What needs to be done: Go through the listing and return every line with "Radio" in it.

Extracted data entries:
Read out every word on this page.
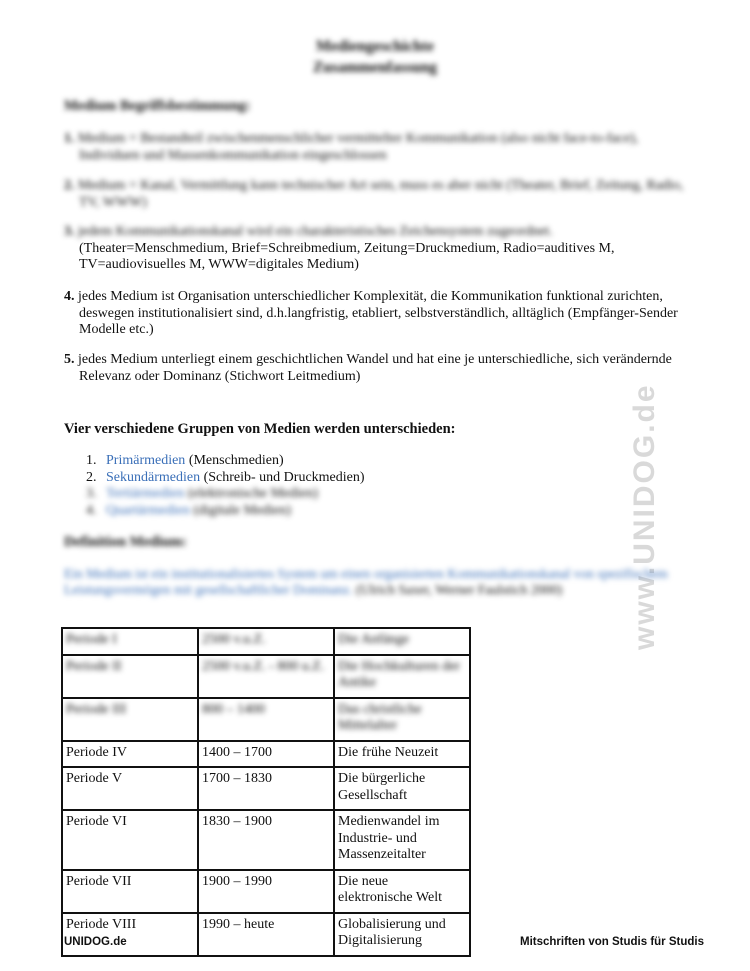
www.UNIDOG.de
Mediengeschichte
Zusammenfassung
Medium Begriffsbestimmung:
1. Medium = Bestandteil zwischenmenschlicher vermittelter Kommunikation (also nicht face-to-face),
Individuen und Massenkommunikation eingeschlossen
2. Medium = Kanal, Vermittlung kann technischer Art sein, muss es aber nicht (Theater, Brief, Zeitung, Radio,
TV, WWW)
3. jedem Kommunikationskanal wird ein charakteristisches Zeichensystem zugeordnet.
(Theater=Menschmedium, Brief=Schreibmedium, Zeitung=Druckmedium, Radio=auditives M,
TV=audiovisuelles M, WWW=digitales Medium)
4. jedes Medium ist Organisation unterschiedlicher Komplexität, die Kommunikation funktional zurichten,
deswegen institutionalisiert sind, d.h.langfristig, etabliert, selbstverständlich, alltäglich (Empfänger-Sender
Modelle etc.)
5. jedes Medium unterliegt einem geschichtlichen Wandel und hat eine je unterschiedliche, sich verändernde
Relevanz oder Dominanz (Stichwort Leitmedium)
Vier verschiedene Gruppen von Medien werden unterschieden:
1. Primärmedien (Menschmedien)
2. Sekundärmedien (Schreib- und Druckmedien)
3. Tertiärmedien (elektronische Medien)
4. Quartärmedien (digitale Medien)
Definition Medium:
Ein Medium ist ein institutionalisiertes System um einen organisierten Kommunikationskanal von spezifischem
Leistungsvermögen mit gesellschaftlicher Dominanz. (Ulrich Saxer, Werner Faulstich 2000)
Periode I	2500 v.u.Z.	Die Anfänge
Periode II	2500 v.u.Z. - 800 u.Z.	Die Hochkulturen der Antike
Periode III	800 – 1400	Das christliche Mittelalter
Periode IV	1400 – 1700	Die frühe Neuzeit
Periode V	1700 – 1830	Die bürgerliche Gesellschaft
Periode VI	1830 – 1900	Medienwandel im Industrie- und Massenzeitalter
Periode VII	1900 – 1990	Die neue elektronische Welt
Periode VIII	1990 – heute	Globalisierung und Digitalisierung
UNIDOG.de	Mitschriften von Studis für Studis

Written solution:
2. Medium = Kanal, Vermittlung kann technischer Art sein, muss es aber nicht (Theater, Brief, Zeitung, Radio,
(Theater=Menschmedium, Brief=Schreibmedium, Zeitung=Druckmedium, Radio=auditives M,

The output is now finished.